Instruction → With the images removed, repeat the data below exactly.

Collection entries:
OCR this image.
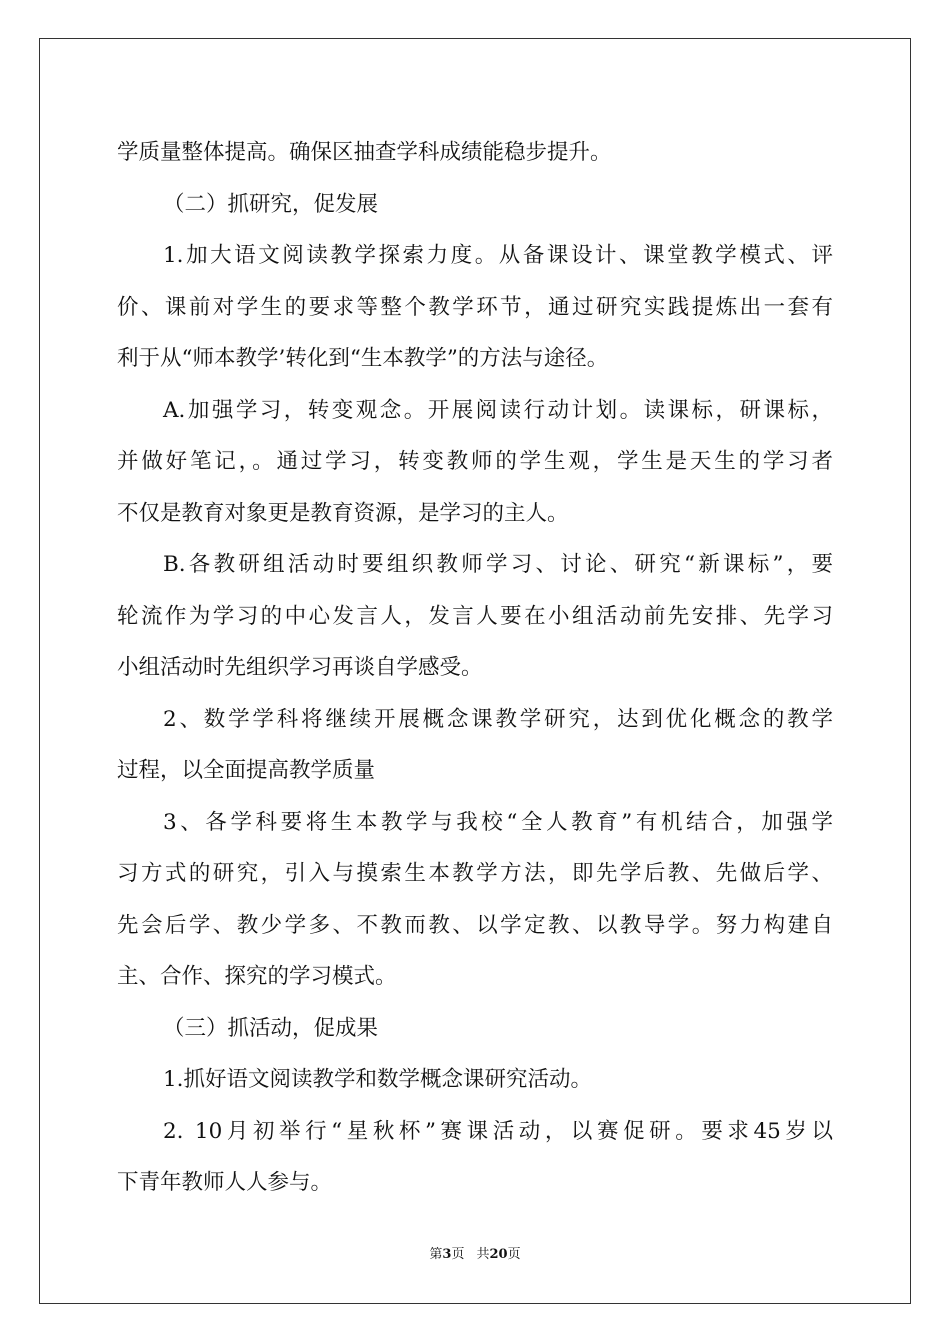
学质量整体提高。确保区抽查学科成绩能稳步提升。
（二）抓研究，促发展
1.加大语文阅读教学探索力度。从备课设计、课堂教学模式、评
价、课前对学生的要求等整个教学环节，通过研究实践提炼出一套有
利于从“师本教学’转化到“生本教学”的方法与途径。
A.加强学习，转变观念。开展阅读行动计划。读课标，研课标，
并做好笔记，。通过学习，转变教师的学生观，学生是天生的学习者
不仅是教育对象更是教育资源，是学习的主人。
B.各教研组活动时要组织教师学习、讨论、研究“新课标”，要
轮流作为学习的中心发言人，发言人要在小组活动前先安排、先学习
小组活动时先组织学习再谈自学感受。
2、数学学科将继续开展概念课教学研究，达到优化概念的教学
过程，以全面提高教学质量
3、各学科要将生本教学与我校“全人教育”有机结合，加强学
习方式的研究，引入与摸索生本教学方法，即先学后教、先做后学、
先会后学、教少学多、不教而教、以学定教、以教导学。努力构建自
主、合作、探究的学习模式。
（三）抓活动，促成果
1.抓好语文阅读教学和数学概念课研究活动。
2. 10月初举行“星秋杯”赛课活动，以赛促研。要求45岁以
下青年教师人人参与。
第3页 共20页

Response →
OCR this image.
学质量整体提高。确保区抽查学科成绩能稳步提升。
（二）抓研究，促发展
1.加大语文阅读教学探索力度。从备课设计、课堂教学模式、评
价、课前对学生的要求等整个教学环节，通过研究实践提炼出一套有
利于从“师本教学’转化到“生本教学”的方法与途径。
A.加强学习，转变观念。开展阅读行动计划。读课标，研课标，
并做好笔记，。通过学习，转变教师的学生观，学生是天生的学习者
不仅是教育对象更是教育资源，是学习的主人。
B.各教研组活动时要组织教师学习、讨论、研究“新课标”，要
轮流作为学习的中心发言人，发言人要在小组活动前先安排、先学习
小组活动时先组织学习再谈自学感受。
2、数学学科将继续开展概念课教学研究，达到优化概念的教学
过程，以全面提高教学质量
3、各学科要将生本教学与我校“全人教育”有机结合，加强学
习方式的研究，引入与摸索生本教学方法，即先学后教、先做后学、
先会后学、教少学多、不教而教、以学定教、以教导学。努力构建自
主、合作、探究的学习模式。
（三）抓活动，促成果
1.抓好语文阅读教学和数学概念课研究活动。
2. 10月初举行“星秋杯”赛课活动，以赛促研。要求45岁以
下青年教师人人参与。
第3页 共20页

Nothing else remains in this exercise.